Data excerpts
+ + +
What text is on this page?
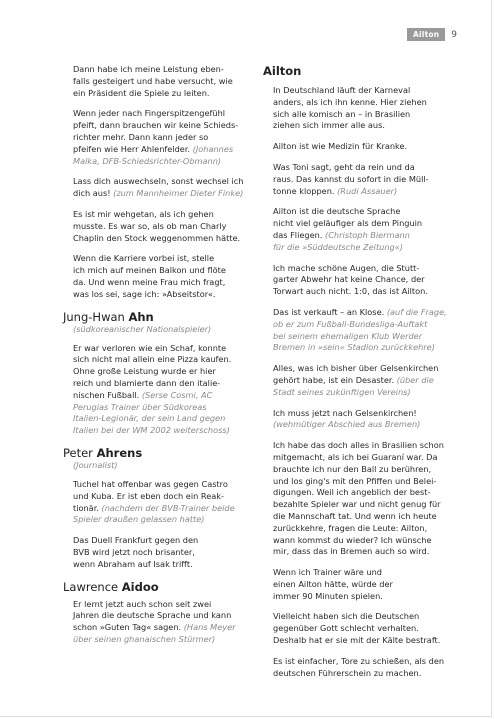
Ailton	9

Dann habe ich meine Leistung eben-
falls gesteigert und habe versucht, wie
ein Präsident die Spiele zu leiten.

Wenn jeder nach Fingerspitzengefühl
pfeift, dann brauchen wir keine Schieds-
richter mehr. Dann kann jeder so
pfeifen wie Herr Ahlenfelder. (Johannes
Malka, DFB-Schiedsrichter-Obmann)

Lass dich auswechseln, sonst wechsel ich
dich aus! (zum Mannheimer Dieter Finke)

Es ist mir wehgetan, als ich gehen
musste. Es war so, als ob man Charly
Chaplin den Stock weggenommen hätte.

Wenn die Karriere vorbei ist, stelle
ich mich auf meinen Balkon und flöte
da. Und wenn meine Frau mich fragt,
was los sei, sage ich: »Abseitstor«.

Jung-Hwan Ahn

(südkoreanischer Nationalspieler)

Er war verloren wie ein Schaf, konnte
sich nicht mal allein eine Pizza kaufen.
Ohne große Leistung wurde er hier
reich und blamierte dann den italie-
nischen Fußball. (Serse Cosmi, AC
Perugias Trainer über Südkoreas
Italien-Legionär, der sein Land gegen
Italien bei der WM 2002 weiterschoss)

Peter Ahrens

(Journalist)

Tuchel hat offenbar was gegen Castro
und Kuba. Er ist eben doch ein Reak-
tionär. (nachdem der BVB-Trainer beide
Spieler draußen gelassen hatte)

Das Duell Frankfurt gegen den
BVB wird jetzt noch brisanter,
wenn Abraham auf Isak trifft.

Lawrence Aidoo

Er lernt jetzt auch schon seit zwei
Jahren die deutsche Sprache und kann
schon »Guten Tag« sagen. (Hans Meyer
über seinen ghanaischen Stürmer)

Ailton

In Deutschland läuft der Karneval
anders, als ich ihn kenne. Hier ziehen
sich alle komisch an – in Brasilien
ziehen sich immer alle aus.

Ailton ist wie Medizin für Kranke.

Was Toni sagt, geht da rein und da
raus. Das kannst du sofort in die Müll-
tonne kloppen. (Rudi Assauer)

Ailton ist die deutsche Sprache
nicht viel geläufiger als dem Pinguin
das Fliegen. (Christoph Biermann
für die »Süddeutsche Zeitung«)

Ich mache schöne Augen, die Stutt-
garter Abwehr hat keine Chance, der
Torwart auch nicht. 1:0, das ist Ailton.

Das ist verkauft – an Klose. (auf die Frage,
ob er zum Fußball-Bundesliga-Auftakt
bei seinem ehemaligen Klub Werder
Bremen in »sein« Stadion zurückkehre)

Alles, was ich bisher über Gelsenkirchen
gehört habe, ist ein Desaster. (über die
Stadt seines zukünftigen Vereins)

Ich muss jetzt nach Gelsenkirchen!
(wehmütiger Abschied aus Bremen)

Ich habe das doch alles in Brasilien schon
mitgemacht, als ich bei Guaraní war. Da
brauchte ich nur den Ball zu berühren,
und los ging's mit den Pfiffen und Belei-
digungen. Weil ich angeblich der best-
bezahlte Spieler war und nicht genug für
die Mannschaft tat. Und wenn ich heute
zurückkehre, fragen die Leute: Ailton,
wann kommst du wieder? Ich wünsche
mir, dass das in Bremen auch so wird.

Wenn ich Trainer wäre und
einen Ailton hätte, würde der
immer 90 Minuten spielen.

Vielleicht haben sich die Deutschen
gegenüber Gott schlecht verhalten.
Deshalb hat er sie mit der Kälte bestraft.

Es ist einfacher, Tore zu schießen, als den
deutschen Führerschein zu machen.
+ + +
__WORK ORDER__: Your answer must be an exact repeat of the records above, with the pictures left out.

__SOLUTION__:
What text is on this page?
Ailton	9

Dann habe ich meine Leistung eben-
falls gesteigert und habe versucht, wie
ein Präsident die Spiele zu leiten.

Wenn jeder nach Fingerspitzengefühl
pfeift, dann brauchen wir keine Schieds-
richter mehr. Dann kann jeder so
pfeifen wie Herr Ahlenfelder. (Johannes
Malka, DFB-Schiedsrichter-Obmann)

Lass dich auswechseln, sonst wechsel ich
dich aus! (zum Mannheimer Dieter Finke)

Es ist mir wehgetan, als ich gehen
musste. Es war so, als ob man Charly
Chaplin den Stock weggenommen hätte.

Wenn die Karriere vorbei ist, stelle
ich mich auf meinen Balkon und flöte
da. Und wenn meine Frau mich fragt,
was los sei, sage ich: »Abseitstor«.

Jung-Hwan Ahn

(südkoreanischer Nationalspieler)

Er war verloren wie ein Schaf, konnte
sich nicht mal allein eine Pizza kaufen.
Ohne große Leistung wurde er hier
reich und blamierte dann den italie-
nischen Fußball. (Serse Cosmi, AC
Perugias Trainer über Südkoreas
Italien-Legionär, der sein Land gegen
Italien bei der WM 2002 weiterschoss)

Peter Ahrens

(Journalist)

Tuchel hat offenbar was gegen Castro
und Kuba. Er ist eben doch ein Reak-
tionär. (nachdem der BVB-Trainer beide
Spieler draußen gelassen hatte)

Das Duell Frankfurt gegen den
BVB wird jetzt noch brisanter,
wenn Abraham auf Isak trifft.

Lawrence Aidoo

Er lernt jetzt auch schon seit zwei
Jahren die deutsche Sprache und kann
schon »Guten Tag« sagen. (Hans Meyer
über seinen ghanaischen Stürmer)

Ailton

In Deutschland läuft der Karneval
anders, als ich ihn kenne. Hier ziehen
sich alle komisch an – in Brasilien
ziehen sich immer alle aus.

Ailton ist wie Medizin für Kranke.

Was Toni sagt, geht da rein und da
raus. Das kannst du sofort in die Müll-
tonne kloppen. (Rudi Assauer)

Ailton ist die deutsche Sprache
nicht viel geläufiger als dem Pinguin
das Fliegen. (Christoph Biermann
für die »Süddeutsche Zeitung«)

Ich mache schöne Augen, die Stutt-
garter Abwehr hat keine Chance, der
Torwart auch nicht. 1:0, das ist Ailton.

Das ist verkauft – an Klose. (auf die Frage,
ob er zum Fußball-Bundesliga-Auftakt
bei seinem ehemaligen Klub Werder
Bremen in »sein« Stadion zurückkehre)

Alles, was ich bisher über Gelsenkirchen
gehört habe, ist ein Desaster. (über die
Stadt seines zukünftigen Vereins)

Ich muss jetzt nach Gelsenkirchen!
(wehmütiger Abschied aus Bremen)

Ich habe das doch alles in Brasilien schon
mitgemacht, als ich bei Guaraní war. Da
brauchte ich nur den Ball zu berühren,
und los ging's mit den Pfiffen und Belei-
digungen. Weil ich angeblich der best-
bezahlte Spieler war und nicht genug für
die Mannschaft tat. Und wenn ich heute
zurückkehre, fragen die Leute: Ailton,
wann kommst du wieder? Ich wünsche
mir, dass das in Bremen auch so wird.

Wenn ich Trainer wäre und
einen Ailton hätte, würde der
immer 90 Minuten spielen.

Vielleicht haben sich die Deutschen
gegenüber Gott schlecht verhalten.
Deshalb hat er sie mit der Kälte bestraft.

Es ist einfacher, Tore zu schießen, als den
deutschen Führerschein zu machen.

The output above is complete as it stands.